╭──
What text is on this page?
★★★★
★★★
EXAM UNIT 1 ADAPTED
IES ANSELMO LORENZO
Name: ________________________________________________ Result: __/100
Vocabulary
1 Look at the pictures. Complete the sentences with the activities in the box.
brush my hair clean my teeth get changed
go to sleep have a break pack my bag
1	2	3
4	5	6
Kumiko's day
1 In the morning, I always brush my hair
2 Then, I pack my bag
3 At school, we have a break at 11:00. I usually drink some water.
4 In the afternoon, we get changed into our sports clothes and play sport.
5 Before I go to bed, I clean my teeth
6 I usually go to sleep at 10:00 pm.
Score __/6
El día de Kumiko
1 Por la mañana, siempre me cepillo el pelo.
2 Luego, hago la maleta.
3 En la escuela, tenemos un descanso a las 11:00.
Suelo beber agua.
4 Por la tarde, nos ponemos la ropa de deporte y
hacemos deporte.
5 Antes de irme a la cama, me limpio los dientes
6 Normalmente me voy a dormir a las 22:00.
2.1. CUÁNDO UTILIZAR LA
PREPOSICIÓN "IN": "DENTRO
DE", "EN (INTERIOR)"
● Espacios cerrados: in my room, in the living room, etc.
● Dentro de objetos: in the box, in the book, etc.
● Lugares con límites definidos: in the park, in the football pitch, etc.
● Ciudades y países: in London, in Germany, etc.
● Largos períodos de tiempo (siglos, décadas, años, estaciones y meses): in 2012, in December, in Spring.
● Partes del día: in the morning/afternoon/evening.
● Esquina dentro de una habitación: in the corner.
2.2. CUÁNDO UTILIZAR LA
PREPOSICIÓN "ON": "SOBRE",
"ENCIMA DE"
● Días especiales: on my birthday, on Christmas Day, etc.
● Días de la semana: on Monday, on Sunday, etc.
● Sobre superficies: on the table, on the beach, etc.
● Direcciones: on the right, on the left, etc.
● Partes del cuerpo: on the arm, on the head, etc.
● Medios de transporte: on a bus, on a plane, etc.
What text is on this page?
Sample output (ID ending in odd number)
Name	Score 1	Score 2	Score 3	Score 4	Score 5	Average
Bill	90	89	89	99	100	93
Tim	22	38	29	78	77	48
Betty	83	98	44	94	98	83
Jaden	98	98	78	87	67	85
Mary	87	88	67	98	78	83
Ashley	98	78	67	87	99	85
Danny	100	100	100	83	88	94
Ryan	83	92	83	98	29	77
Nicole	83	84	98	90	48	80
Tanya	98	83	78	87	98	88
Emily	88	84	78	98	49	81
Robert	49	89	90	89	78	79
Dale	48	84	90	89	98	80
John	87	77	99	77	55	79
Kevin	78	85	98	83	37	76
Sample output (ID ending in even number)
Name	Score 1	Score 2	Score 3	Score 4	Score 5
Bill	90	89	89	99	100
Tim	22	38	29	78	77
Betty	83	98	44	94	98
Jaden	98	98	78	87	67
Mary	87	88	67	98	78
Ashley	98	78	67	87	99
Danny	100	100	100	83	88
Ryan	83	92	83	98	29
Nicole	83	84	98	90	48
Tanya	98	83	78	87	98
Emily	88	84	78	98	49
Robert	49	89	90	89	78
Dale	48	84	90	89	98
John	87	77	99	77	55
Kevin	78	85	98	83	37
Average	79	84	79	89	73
╰──
╭──
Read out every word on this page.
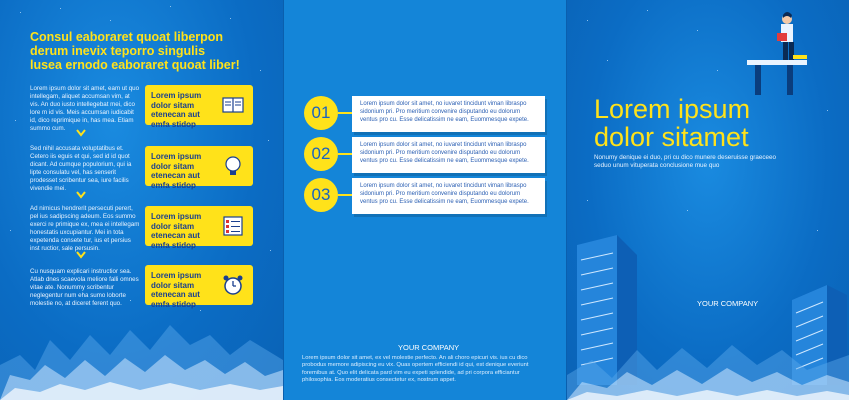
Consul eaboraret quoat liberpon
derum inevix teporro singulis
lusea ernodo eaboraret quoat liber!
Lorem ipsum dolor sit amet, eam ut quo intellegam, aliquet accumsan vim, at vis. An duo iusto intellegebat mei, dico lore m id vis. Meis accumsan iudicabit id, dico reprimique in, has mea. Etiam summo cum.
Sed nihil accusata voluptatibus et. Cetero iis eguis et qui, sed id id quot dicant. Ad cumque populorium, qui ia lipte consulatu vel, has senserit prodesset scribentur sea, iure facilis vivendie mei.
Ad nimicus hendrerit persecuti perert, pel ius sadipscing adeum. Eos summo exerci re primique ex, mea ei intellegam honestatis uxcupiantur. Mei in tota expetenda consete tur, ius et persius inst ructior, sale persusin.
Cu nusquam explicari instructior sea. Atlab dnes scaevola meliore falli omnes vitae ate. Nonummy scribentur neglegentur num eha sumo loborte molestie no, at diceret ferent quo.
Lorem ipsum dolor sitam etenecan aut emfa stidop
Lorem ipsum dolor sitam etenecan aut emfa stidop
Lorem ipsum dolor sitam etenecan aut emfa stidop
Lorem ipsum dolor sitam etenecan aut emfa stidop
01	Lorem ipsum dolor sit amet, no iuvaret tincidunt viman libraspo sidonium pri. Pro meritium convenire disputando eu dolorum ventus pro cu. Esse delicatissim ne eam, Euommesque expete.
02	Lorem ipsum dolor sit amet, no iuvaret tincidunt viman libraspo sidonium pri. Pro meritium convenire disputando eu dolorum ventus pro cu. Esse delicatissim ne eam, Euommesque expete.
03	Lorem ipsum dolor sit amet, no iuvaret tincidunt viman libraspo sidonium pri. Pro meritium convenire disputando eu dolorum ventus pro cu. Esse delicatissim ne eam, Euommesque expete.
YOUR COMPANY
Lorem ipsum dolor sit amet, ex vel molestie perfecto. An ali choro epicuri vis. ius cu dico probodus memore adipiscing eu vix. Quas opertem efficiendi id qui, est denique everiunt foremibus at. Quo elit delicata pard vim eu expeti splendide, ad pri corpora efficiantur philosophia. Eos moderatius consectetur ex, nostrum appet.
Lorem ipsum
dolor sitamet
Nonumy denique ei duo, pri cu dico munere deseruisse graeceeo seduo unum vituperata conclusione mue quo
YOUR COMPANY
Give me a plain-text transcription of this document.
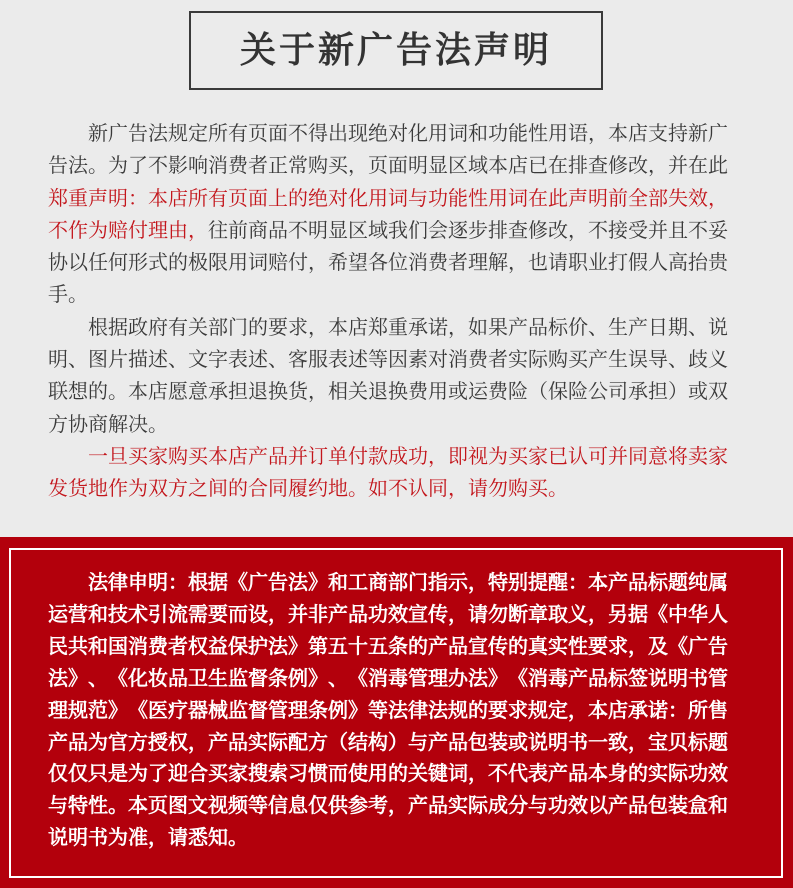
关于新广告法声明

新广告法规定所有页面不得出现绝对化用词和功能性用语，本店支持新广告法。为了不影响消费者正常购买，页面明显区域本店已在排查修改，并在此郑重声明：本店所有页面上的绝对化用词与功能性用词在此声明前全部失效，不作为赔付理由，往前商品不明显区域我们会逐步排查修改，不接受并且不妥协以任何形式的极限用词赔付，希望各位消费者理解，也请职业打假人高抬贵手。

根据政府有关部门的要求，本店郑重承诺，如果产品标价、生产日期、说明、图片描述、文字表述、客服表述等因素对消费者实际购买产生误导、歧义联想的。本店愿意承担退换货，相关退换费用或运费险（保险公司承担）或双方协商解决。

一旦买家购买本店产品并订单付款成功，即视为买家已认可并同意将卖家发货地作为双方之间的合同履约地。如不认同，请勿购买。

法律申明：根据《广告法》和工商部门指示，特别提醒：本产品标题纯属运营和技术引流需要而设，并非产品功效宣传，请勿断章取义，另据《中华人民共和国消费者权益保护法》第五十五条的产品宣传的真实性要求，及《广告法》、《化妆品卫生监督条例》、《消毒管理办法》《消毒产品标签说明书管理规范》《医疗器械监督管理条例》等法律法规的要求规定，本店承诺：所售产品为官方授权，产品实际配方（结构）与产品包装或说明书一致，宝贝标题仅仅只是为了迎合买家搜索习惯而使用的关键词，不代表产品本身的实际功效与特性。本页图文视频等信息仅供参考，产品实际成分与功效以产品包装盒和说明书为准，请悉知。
╰──
• Exercise description: Go through the records above and copy every line with the word "quoat".

• Complete output:
Consul eaboraret quoat liberpon
lusea ernodo eaboraret quoat liber!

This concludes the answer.